Goal:
Give all the lines below again, exactly, with no pictures.

Data:
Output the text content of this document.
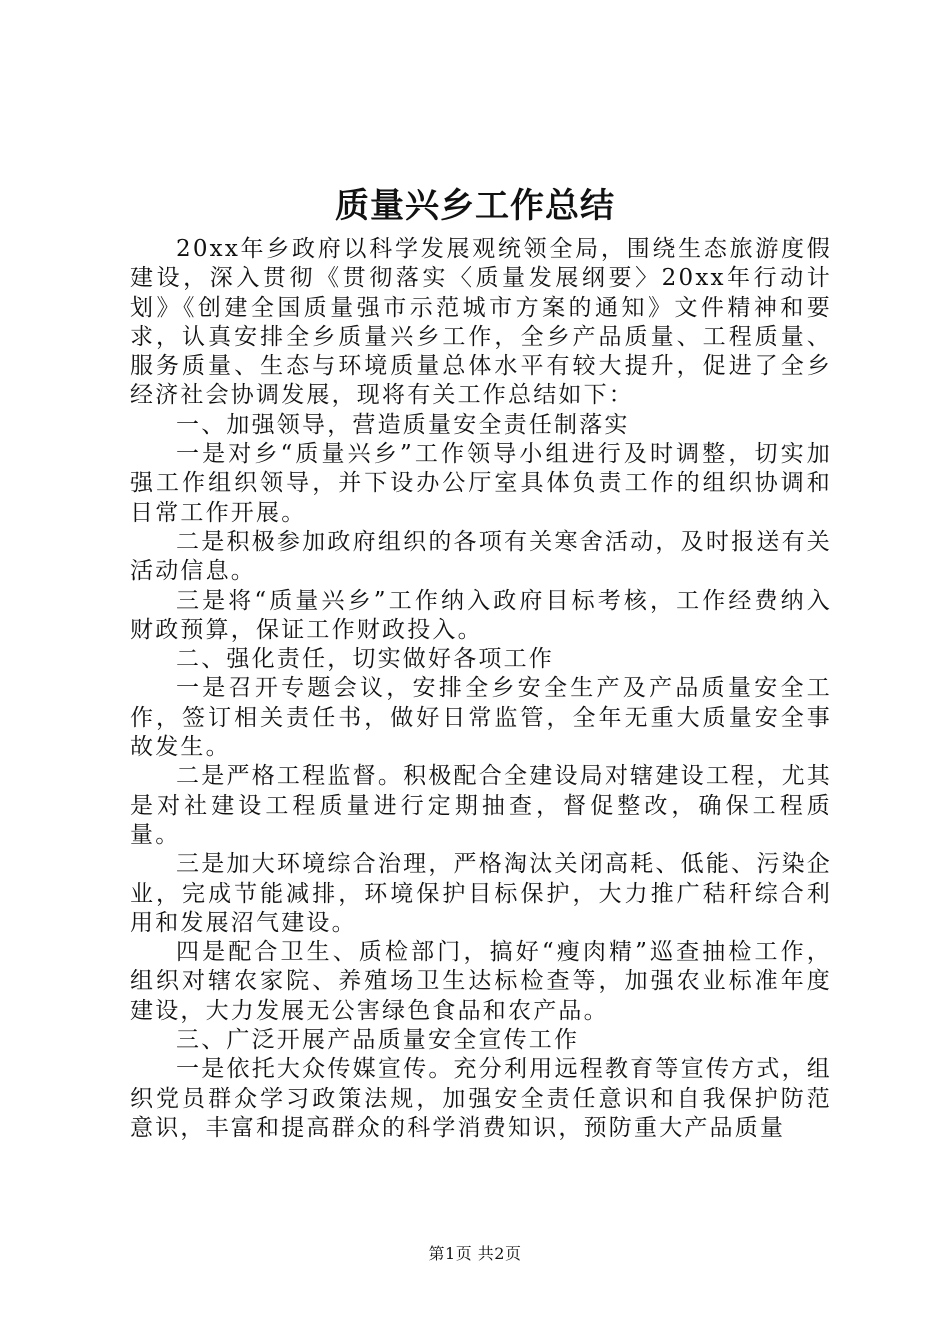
质量兴乡工作总结

20xx年乡政府以科学发展观统领全局，围绕生态旅游度假建设，深入贯彻《贯彻落实〈质量发展纲要〉20xx年行动计划》《创建全国质量强市示范城市方案的通知》文件精神和要求，认真安排全乡质量兴乡工作，全乡产品质量、工程质量、服务质量、生态与环境质量总体水平有较大提升，促进了全乡经济社会协调发展，现将有关工作总结如下：

一、加强领导，营造质量安全责任制落实

一是对乡“质量兴乡”工作领导小组进行及时调整，切实加强工作组织领导，并下设办公厅室具体负责工作的组织协调和日常工作开展。

二是积极参加政府组织的各项有关寒舍活动，及时报送有关活动信息。

三是将“质量兴乡”工作纳入政府目标考核，工作经费纳入财政预算，保证工作财政投入。

二、强化责任，切实做好各项工作

一是召开专题会议，安排全乡安全生产及产品质量安全工作，签订相关责任书，做好日常监管，全年无重大质量安全事故发生。

二是严格工程监督。积极配合全建设局对辖建设工程，尤其是对社建设工程质量进行定期抽查，督促整改，确保工程质量。

三是加大环境综合治理，严格淘汰关闭高耗、低能、污染企业，完成节能减排，环境保护目标保护，大力推广秸秆综合利用和发展沼气建设。

四是配合卫生、质检部门，搞好“瘦肉精”巡查抽检工作，组织对辖农家院、养殖场卫生达标检查等，加强农业标准年度建设，大力发展无公害绿色食品和农产品。

三、广泛开展产品质量安全宣传工作

一是依托大众传媒宣传。充分利用远程教育等宣传方式，组织党员群众学习政策法规，加强安全责任意识和自我保护防范意识，丰富和提高群众的科学消费知识，预防重大产品质量

第1页 共2页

Result for this task:
Output the text content of this document.
质量兴乡工作总结

20xx年乡政府以科学发展观统领全局，围绕生态旅游度假建设，深入贯彻《贯彻落实〈质量发展纲要〉20xx年行动计划》《创建全国质量强市示范城市方案的通知》文件精神和要求，认真安排全乡质量兴乡工作，全乡产品质量、工程质量、服务质量、生态与环境质量总体水平有较大提升，促进了全乡经济社会协调发展，现将有关工作总结如下：

一、加强领导，营造质量安全责任制落实

一是对乡“质量兴乡”工作领导小组进行及时调整，切实加强工作组织领导，并下设办公厅室具体负责工作的组织协调和日常工作开展。

二是积极参加政府组织的各项有关寒舍活动，及时报送有关活动信息。

三是将“质量兴乡”工作纳入政府目标考核，工作经费纳入财政预算，保证工作财政投入。

二、强化责任，切实做好各项工作

一是召开专题会议，安排全乡安全生产及产品质量安全工作，签订相关责任书，做好日常监管，全年无重大质量安全事故发生。

二是严格工程监督。积极配合全建设局对辖建设工程，尤其是对社建设工程质量进行定期抽查，督促整改，确保工程质量。

三是加大环境综合治理，严格淘汰关闭高耗、低能、污染企业，完成节能减排，环境保护目标保护，大力推广秸秆综合利用和发展沼气建设。

四是配合卫生、质检部门，搞好“瘦肉精”巡查抽检工作，组织对辖农家院、养殖场卫生达标检查等，加强农业标准年度建设，大力发展无公害绿色食品和农产品。

三、广泛开展产品质量安全宣传工作

一是依托大众传媒宣传。充分利用远程教育等宣传方式，组织党员群众学习政策法规，加强安全责任意识和自我保护防范意识，丰富和提高群众的科学消费知识，预防重大产品质量

第1页 共2页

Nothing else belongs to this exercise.